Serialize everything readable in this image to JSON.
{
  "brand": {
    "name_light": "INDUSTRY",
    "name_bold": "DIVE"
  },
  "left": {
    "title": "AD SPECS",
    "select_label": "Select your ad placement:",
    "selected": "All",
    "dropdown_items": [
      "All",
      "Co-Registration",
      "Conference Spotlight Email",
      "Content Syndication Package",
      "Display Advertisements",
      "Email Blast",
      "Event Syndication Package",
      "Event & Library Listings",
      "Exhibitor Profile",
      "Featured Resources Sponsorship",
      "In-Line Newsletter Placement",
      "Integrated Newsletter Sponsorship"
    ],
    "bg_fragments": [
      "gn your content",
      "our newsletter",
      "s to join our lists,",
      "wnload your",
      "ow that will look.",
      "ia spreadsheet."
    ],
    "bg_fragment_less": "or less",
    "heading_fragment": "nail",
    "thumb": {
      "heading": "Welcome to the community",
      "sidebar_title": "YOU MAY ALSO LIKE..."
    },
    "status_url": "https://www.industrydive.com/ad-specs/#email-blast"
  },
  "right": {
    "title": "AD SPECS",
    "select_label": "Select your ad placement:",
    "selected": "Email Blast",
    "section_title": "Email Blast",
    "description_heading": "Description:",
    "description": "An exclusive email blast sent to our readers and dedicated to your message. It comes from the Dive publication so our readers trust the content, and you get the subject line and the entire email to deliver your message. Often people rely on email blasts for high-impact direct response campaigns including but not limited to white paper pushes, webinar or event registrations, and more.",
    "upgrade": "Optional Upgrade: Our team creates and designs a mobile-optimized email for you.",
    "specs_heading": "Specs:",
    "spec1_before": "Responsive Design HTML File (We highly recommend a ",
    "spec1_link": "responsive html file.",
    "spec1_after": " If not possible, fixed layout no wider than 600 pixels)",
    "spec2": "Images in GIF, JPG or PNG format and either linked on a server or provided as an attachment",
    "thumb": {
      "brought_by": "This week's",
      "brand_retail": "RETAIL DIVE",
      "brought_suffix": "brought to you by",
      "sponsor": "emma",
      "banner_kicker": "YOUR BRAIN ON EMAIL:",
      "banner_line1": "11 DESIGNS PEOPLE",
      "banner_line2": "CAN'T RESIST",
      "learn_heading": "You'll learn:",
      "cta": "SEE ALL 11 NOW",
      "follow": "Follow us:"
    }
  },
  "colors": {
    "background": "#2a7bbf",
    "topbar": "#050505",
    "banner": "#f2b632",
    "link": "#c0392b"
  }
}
================================
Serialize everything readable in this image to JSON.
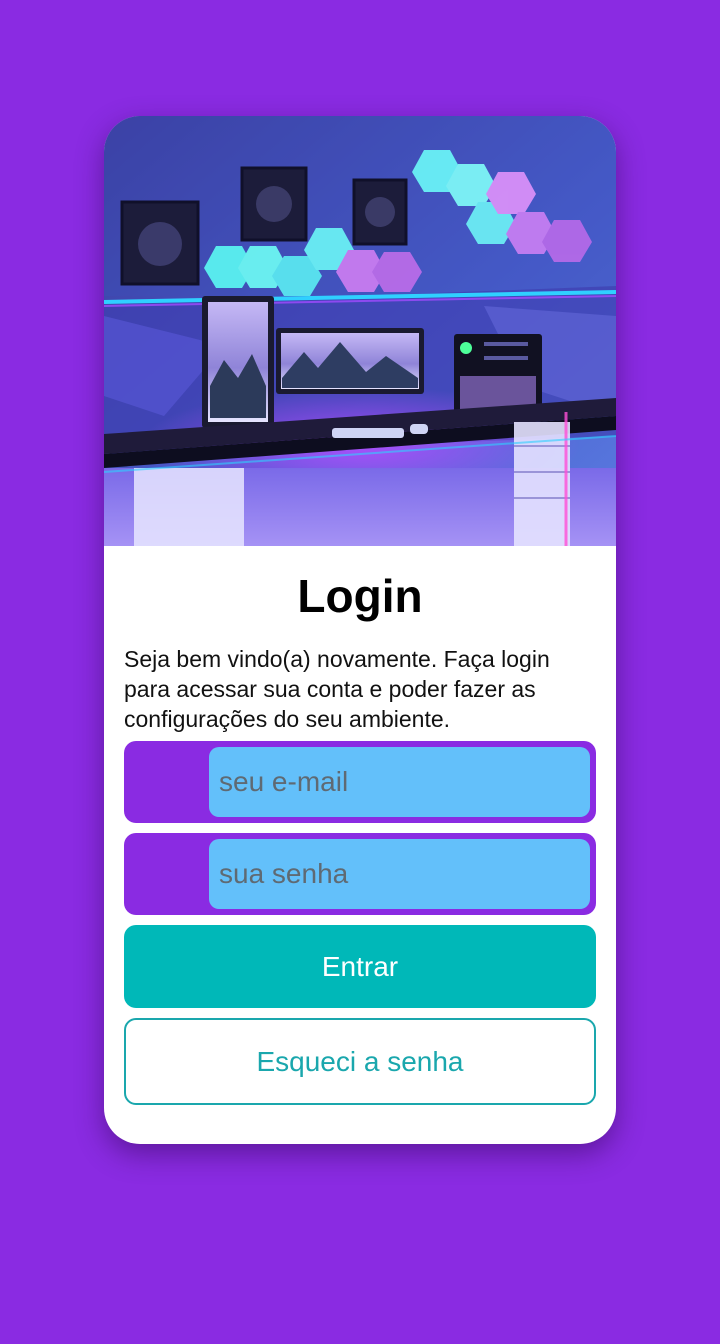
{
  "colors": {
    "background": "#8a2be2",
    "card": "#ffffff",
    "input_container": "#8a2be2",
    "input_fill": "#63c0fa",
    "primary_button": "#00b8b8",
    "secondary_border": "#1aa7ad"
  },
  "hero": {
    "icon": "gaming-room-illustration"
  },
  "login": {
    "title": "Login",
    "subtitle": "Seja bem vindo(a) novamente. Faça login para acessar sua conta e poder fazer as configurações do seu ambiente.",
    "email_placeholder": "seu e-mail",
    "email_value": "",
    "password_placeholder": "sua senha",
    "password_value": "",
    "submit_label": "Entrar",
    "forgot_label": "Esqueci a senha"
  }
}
================================
#### [GIVEN TASK]
Check each line of the records for the word "Syndication", and show the lines that contain it.

#### [RESULT]
      "Content Syndication Package",
      "Event Syndication Package",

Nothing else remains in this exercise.